_Dataset records_:
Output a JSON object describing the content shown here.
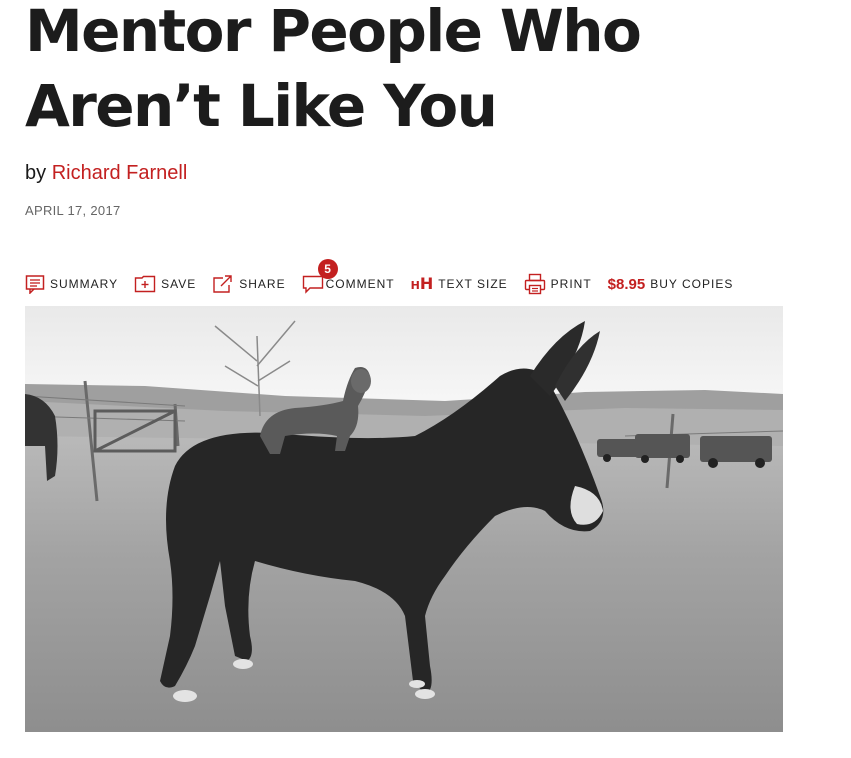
{
  "article": {
    "title": "Mentor People Who Aren’t Like You",
    "byline_prefix": "by",
    "author": "Richard Farnell",
    "date": "APRIL 17, 2017"
  },
  "toolbar": {
    "summary_label": "SUMMARY",
    "save_label": "SAVE",
    "share_label": "SHARE",
    "comment_label": "COMMENT",
    "comment_count": "5",
    "text_size_label": "TEXT SIZE",
    "print_label": "PRINT",
    "price": "$8.95",
    "buy_label": "BUY COPIES"
  },
  "colors": {
    "accent": "#c32020",
    "text": "#1a1a1a",
    "muted": "#666666"
  },
  "icons": [
    "summary-icon",
    "save-icon",
    "share-icon",
    "comment-icon",
    "text-size-icon",
    "print-icon"
  ]
}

_What is asked_: Write out the data precisely as given, excluding the pictures.

_Exercise result_:
Output a JSON object describing the content shown here.
{
  "article": {
    "title": "Mentor People Who Aren’t Like You",
    "byline_prefix": "by",
    "author": "Richard Farnell",
    "date": "APRIL 17, 2017"
  },
  "toolbar": {
    "summary_label": "SUMMARY",
    "save_label": "SAVE",
    "share_label": "SHARE",
    "comment_label": "COMMENT",
    "comment_count": "5",
    "text_size_label": "TEXT SIZE",
    "print_label": "PRINT",
    "price": "$8.95",
    "buy_label": "BUY COPIES"
  },
  "colors": {
    "accent": "#c32020",
    "text": "#1a1a1a",
    "muted": "#666666"
  },
  "icons": [
    "summary-icon",
    "save-icon",
    "share-icon",
    "comment-icon",
    "text-size-icon",
    "print-icon"
  ]
}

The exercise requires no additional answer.